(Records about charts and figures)

################

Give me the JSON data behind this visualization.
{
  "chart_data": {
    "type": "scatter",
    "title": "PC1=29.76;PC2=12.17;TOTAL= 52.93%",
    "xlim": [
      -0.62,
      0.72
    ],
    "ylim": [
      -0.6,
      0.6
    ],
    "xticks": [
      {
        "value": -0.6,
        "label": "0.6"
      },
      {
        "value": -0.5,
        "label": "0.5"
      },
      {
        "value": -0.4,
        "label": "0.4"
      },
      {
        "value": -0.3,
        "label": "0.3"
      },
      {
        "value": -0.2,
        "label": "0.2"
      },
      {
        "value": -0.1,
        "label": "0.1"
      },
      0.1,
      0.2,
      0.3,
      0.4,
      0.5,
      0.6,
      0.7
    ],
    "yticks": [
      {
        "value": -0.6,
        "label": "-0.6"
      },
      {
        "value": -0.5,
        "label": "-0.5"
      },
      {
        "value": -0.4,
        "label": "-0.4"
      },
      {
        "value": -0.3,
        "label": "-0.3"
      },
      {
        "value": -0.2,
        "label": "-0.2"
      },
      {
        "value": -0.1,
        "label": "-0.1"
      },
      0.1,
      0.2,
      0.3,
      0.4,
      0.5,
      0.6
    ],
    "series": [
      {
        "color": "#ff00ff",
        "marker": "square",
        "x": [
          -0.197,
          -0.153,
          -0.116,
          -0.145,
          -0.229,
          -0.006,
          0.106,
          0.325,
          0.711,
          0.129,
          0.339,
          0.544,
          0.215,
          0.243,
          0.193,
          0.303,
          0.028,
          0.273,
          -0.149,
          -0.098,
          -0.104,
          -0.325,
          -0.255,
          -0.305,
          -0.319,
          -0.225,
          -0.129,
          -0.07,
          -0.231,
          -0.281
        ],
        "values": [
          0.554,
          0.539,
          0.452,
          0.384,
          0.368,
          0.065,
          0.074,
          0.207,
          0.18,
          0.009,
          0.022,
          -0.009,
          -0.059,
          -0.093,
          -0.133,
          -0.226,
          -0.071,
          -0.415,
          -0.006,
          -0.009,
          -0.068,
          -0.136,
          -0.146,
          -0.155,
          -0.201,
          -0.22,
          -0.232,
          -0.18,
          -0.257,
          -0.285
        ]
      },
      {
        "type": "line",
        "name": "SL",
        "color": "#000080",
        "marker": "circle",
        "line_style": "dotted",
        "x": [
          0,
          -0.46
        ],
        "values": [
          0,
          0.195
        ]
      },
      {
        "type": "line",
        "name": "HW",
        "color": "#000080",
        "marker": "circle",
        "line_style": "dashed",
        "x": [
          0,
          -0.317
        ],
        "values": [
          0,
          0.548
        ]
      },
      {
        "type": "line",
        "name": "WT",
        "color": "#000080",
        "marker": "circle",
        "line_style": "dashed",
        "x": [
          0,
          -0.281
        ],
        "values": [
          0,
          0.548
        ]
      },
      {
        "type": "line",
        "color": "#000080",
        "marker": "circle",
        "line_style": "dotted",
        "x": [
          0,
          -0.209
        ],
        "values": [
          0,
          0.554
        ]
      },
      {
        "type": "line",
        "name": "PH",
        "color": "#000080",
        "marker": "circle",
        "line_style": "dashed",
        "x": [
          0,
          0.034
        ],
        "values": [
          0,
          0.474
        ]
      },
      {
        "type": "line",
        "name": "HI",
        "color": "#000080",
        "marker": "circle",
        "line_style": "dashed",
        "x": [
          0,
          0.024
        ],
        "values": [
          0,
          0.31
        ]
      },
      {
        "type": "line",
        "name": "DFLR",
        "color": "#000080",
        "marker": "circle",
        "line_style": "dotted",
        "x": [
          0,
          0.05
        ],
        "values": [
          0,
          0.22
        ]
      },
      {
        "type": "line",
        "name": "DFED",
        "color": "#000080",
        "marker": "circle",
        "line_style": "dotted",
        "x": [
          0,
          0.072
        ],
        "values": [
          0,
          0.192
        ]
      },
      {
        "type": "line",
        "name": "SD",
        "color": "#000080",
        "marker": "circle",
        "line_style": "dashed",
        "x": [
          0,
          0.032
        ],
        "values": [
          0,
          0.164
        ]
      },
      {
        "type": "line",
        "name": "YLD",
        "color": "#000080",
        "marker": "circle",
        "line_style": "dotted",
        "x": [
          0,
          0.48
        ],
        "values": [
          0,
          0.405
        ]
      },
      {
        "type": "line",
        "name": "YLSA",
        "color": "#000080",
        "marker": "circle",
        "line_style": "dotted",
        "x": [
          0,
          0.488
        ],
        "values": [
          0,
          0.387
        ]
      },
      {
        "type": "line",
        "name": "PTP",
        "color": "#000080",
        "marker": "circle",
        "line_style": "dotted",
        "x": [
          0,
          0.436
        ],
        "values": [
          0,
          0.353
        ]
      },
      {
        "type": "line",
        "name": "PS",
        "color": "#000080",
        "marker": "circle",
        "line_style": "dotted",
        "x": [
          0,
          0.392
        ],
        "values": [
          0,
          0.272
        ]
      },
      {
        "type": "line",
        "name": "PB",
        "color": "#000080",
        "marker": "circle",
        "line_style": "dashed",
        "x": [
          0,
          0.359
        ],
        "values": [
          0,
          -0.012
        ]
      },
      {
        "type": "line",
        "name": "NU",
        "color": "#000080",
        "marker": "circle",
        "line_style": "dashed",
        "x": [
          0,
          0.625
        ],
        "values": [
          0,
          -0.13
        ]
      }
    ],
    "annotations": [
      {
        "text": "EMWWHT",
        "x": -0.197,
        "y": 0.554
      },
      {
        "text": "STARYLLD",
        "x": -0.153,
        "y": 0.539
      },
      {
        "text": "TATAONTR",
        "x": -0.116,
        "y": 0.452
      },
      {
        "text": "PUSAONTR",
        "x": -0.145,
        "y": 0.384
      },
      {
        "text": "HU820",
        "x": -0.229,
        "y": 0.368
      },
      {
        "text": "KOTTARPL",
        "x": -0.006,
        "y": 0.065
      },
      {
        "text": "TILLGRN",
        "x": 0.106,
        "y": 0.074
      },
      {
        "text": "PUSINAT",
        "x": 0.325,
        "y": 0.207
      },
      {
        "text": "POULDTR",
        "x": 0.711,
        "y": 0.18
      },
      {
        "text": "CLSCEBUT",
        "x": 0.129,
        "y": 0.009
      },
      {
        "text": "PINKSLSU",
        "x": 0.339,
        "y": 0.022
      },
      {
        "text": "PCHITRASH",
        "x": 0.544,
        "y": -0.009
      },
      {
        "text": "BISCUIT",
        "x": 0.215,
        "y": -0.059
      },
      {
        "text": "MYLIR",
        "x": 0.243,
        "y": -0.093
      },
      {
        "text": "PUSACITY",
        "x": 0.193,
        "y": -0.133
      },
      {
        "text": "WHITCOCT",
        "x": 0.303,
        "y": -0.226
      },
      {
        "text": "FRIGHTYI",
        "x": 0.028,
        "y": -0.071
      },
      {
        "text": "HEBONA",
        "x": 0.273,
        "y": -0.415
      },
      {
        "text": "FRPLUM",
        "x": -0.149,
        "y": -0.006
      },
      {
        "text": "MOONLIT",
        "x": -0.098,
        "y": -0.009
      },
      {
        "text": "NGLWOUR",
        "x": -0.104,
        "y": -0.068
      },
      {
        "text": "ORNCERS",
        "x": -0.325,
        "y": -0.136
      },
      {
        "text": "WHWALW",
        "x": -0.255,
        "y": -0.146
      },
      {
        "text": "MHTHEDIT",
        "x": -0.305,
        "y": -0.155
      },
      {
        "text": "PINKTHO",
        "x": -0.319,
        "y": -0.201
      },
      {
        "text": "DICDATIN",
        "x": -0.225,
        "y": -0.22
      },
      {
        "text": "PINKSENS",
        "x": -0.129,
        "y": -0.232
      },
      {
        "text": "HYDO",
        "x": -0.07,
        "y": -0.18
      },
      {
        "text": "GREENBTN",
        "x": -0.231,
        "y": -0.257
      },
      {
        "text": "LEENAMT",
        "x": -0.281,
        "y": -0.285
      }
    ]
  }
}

################

→ **WHAT IS NEEDED**
Locate the word "label" in the records and collect each line it appears in.

→ **FINAL RESULT**
        "label": "0.6"
        "label": "0.5"
        "label": "0.4"
        "label": "0.3"
        "label": "0.2"
        "label": "0.1"
        "label": "-0.6"
        "label": "-0.5"
        "label": "-0.4"
        "label": "-0.3"
        "label": "-0.2"
        "label": "-0.1"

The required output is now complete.